**VOS TÂCHES**
a: Recopiez, s'il vous plaît, le passage de l'extrait compris entre « Il y a aussi » et « socio-psychologique du fascisme. », ces deux bornes incluses.
b: Répondez aux questions suivantes d'après l'extrait :
(i) À quoi la radicalisation élitiste peut-elle conduire ?
(ii) Selon ces proto-fascistes, avec quoi les luttes de libération nationale sont-elles à mettre sur le même pied ?
(iii) Quelle expression de Wilhelm Reich l'extrait reprend-il ?

**EXTRAIT À LIRE**
==================================================

Il y a d'abord une déception vis-à-vis de la masse ouvrière, jugée trop conformiste ou pas assez révolutionnaire, qui entraîne une radicalisation élitiste, pouvant d'ailleurs conduire aussi bien au bolchévisme (cf les « individualistes » autour de Victor Serge) qu'au fascisme.
Il y a aussi un ralliement d'abord progressif puis global au nationalisme, parfois via l'antisémitisme, parce que le nationalisme bénéficie de l'ardeur des foules, puis parce que, finalement, la nation est considérée comme un moteur de l'histoire et que les luttes de libération nationale sont à mettre sur le même pied que la lutte des classes selon ces proto-fascistes.
Et enfin, sous couvert de « révolution » ou d'anti-bourgeoisisme, il y a une fascination pour la violence qui, mêlée à un rejet de la science, conduit à prôner l'irrationnel, le pulsionnel, le fusionnel, le pseudo-naturel, bref tout ce qui fabrique la « peste émotionnelle » du fascisme, comme le dira Wilhelm Reich, et qui fait le lit socio-psychologique du fascisme.

==================================================

**DONNÉES FOURNIES**
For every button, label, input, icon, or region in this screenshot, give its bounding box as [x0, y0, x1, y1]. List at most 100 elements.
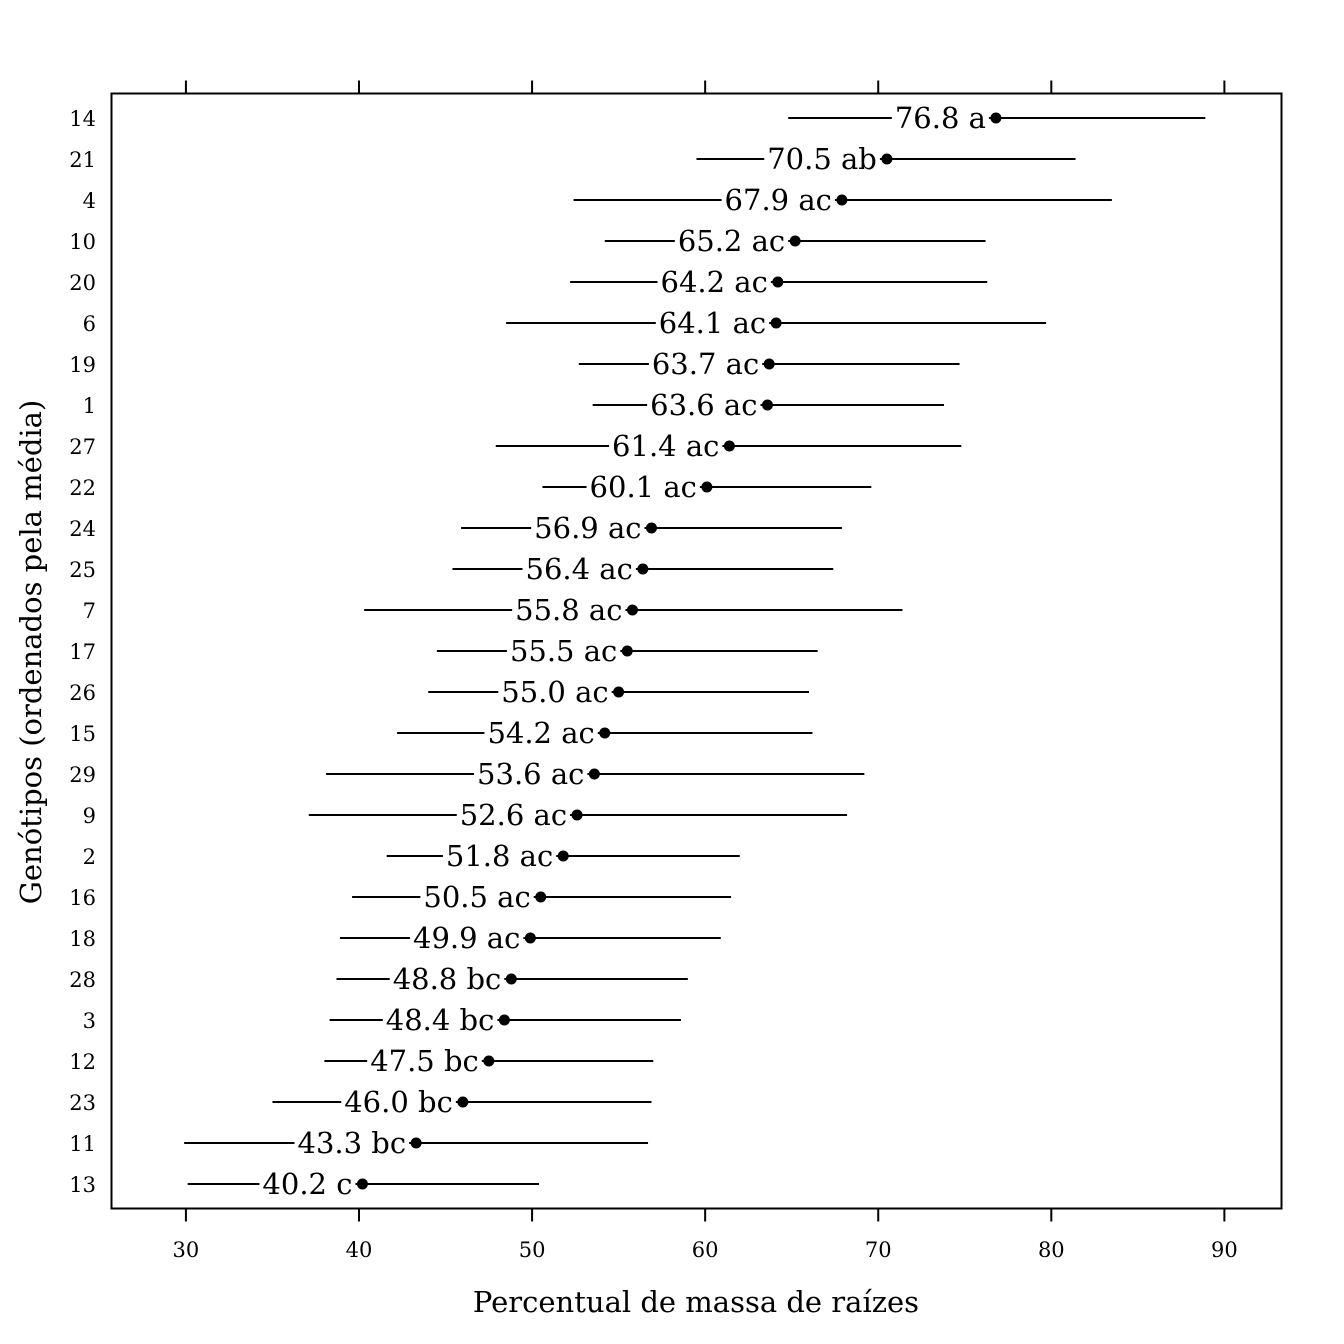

==================================================

**RÉPONSES**
a:
Il y a aussi un ralliement d'abord progressif puis global au nationalisme, parfois via l'antisémitisme, parce que le nationalisme bénéficie de l'ardeur des foules, puis parce que, finalement, la nation est considérée comme un moteur de l'histoire et que les luttes de libération nationale sont à mettre sur le même pied que la lutte des classes selon ces proto-fascistes.
Et enfin, sous couvert de « révolution » ou d'anti-bourgeoisisme, il y a une fascination pour la violence qui, mêlée à un rejet de la science, conduit à prôner l'irrationnel, le pulsionnel, le fusionnel, le pseudo-naturel, bref tout ce qui fabrique la « peste émotionnelle » du fascisme, comme le dira Wilhelm Reich, et qui fait le lit socio-psychologique du fascisme.

b:
(i) Aussi bien au bolchévisme qu'au fascisme.
(ii) Avec la lutte des classes.
(iii) La « peste émotionnelle ».